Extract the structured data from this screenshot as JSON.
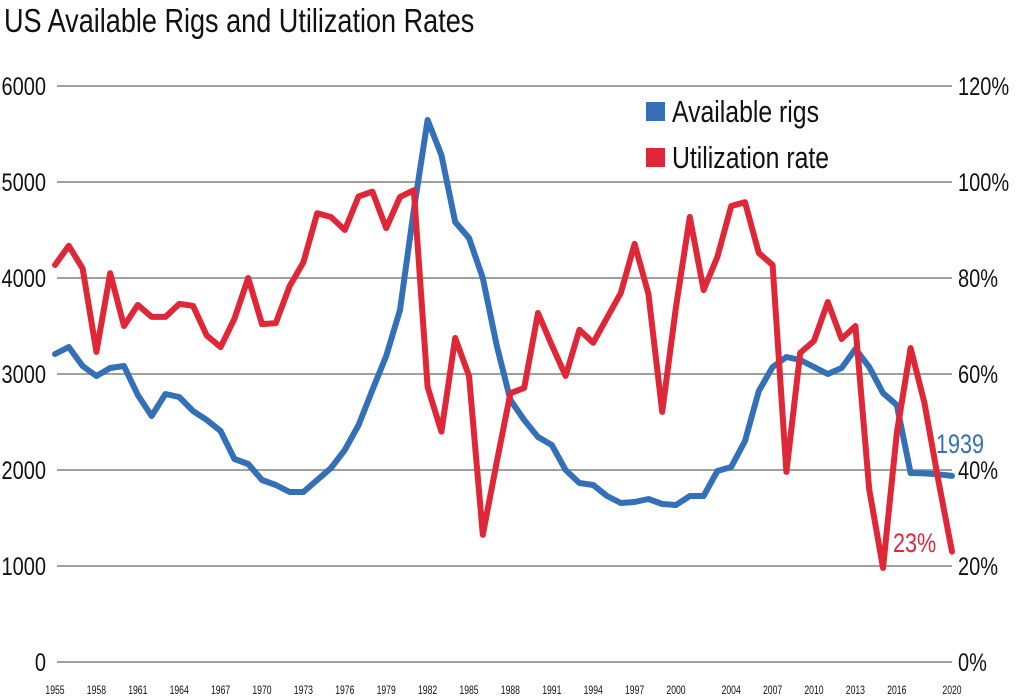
{
  "chart_data": {
    "type": "line",
    "title": "US Available Rigs and Utilization Rates",
    "x": [
      1955,
      1956,
      1957,
      1958,
      1959,
      1960,
      1961,
      1962,
      1963,
      1964,
      1965,
      1966,
      1967,
      1968,
      1969,
      1970,
      1971,
      1972,
      1973,
      1974,
      1975,
      1976,
      1977,
      1978,
      1979,
      1980,
      1981,
      1982,
      1983,
      1984,
      1985,
      1986,
      1987,
      1988,
      1989,
      1990,
      1991,
      1992,
      1993,
      1994,
      1995,
      1996,
      1997,
      1998,
      1999,
      2000,
      2001,
      2002,
      2003,
      2004,
      2005,
      2006,
      2007,
      2008,
      2009,
      2010,
      2011,
      2012,
      2013,
      2014,
      2015,
      2016,
      2017,
      2018,
      2019,
      2020
    ],
    "x_tick_labels": [
      "1955",
      "1958",
      "1961",
      "1964",
      "1967",
      "1970",
      "1973",
      "1976",
      "1979",
      "1982",
      "1985",
      "1988",
      "1991",
      "1994",
      "1997",
      "2000",
      "2004",
      "2007",
      "2010",
      "2013",
      "2016",
      "2020"
    ],
    "y_left": {
      "range": [
        0,
        6000
      ],
      "ticks": [
        "0",
        "1000",
        "2000",
        "3000",
        "4000",
        "5000",
        "6000"
      ]
    },
    "y_right": {
      "range": [
        0,
        120
      ],
      "ticks": [
        "0%",
        "20%",
        "40%",
        "60%",
        "80%",
        "100%",
        "120%"
      ]
    },
    "grid": true,
    "legend": "top-right",
    "series": [
      {
        "name": "Available   rigs",
        "axis": "left",
        "color": "#3370b7",
        "values": [
          3208,
          3281,
          3083,
          2979,
          3062,
          3083,
          2781,
          2562,
          2792,
          2760,
          2615,
          2521,
          2406,
          2115,
          2062,
          1896,
          1844,
          1771,
          1771,
          1896,
          2021,
          2208,
          2469,
          2833,
          3187,
          3667,
          4708,
          5646,
          5281,
          4583,
          4417,
          4000,
          3302,
          2729,
          2521,
          2344,
          2260,
          2000,
          1865,
          1844,
          1729,
          1656,
          1667,
          1698,
          1646,
          1635,
          1729,
          1729,
          1990,
          2031,
          2302,
          2823,
          3073,
          3177,
          3146,
          3073,
          3000,
          3062,
          3260,
          3073,
          2802,
          2677,
          1969,
          1965,
          1955,
          1939
        ]
      },
      {
        "name": "Utilization rate",
        "axis": "right",
        "color": "#e02737",
        "values": [
          82.7,
          86.7,
          82,
          64.6,
          81,
          70,
          74.4,
          71.9,
          71.9,
          74.6,
          74.2,
          68,
          65.6,
          71.5,
          80,
          70.4,
          70.6,
          78.3,
          83.3,
          93.5,
          92.7,
          90,
          97,
          98,
          90.4,
          96.9,
          98.3,
          57.3,
          48,
          67.5,
          59.6,
          26.5,
          41.5,
          56,
          57.1,
          72.7,
          66,
          59.6,
          69.2,
          66.5,
          71.7,
          76.9,
          87.1,
          76.7,
          52.1,
          74,
          92.7,
          77.5,
          84.4,
          95,
          95.8,
          85.2,
          82.7,
          39.6,
          64.4,
          66.9,
          75,
          67.3,
          70,
          36,
          19.6,
          47.7,
          65.4,
          54,
          38,
          23
        ]
      }
    ],
    "annotations": [
      "1939",
      "23%"
    ]
  }
}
·····
Locate all lines that include the word "Available" and copy them out.

    "title": "US Available Rigs and Utilization Rates",
        "name": "Available   rigs",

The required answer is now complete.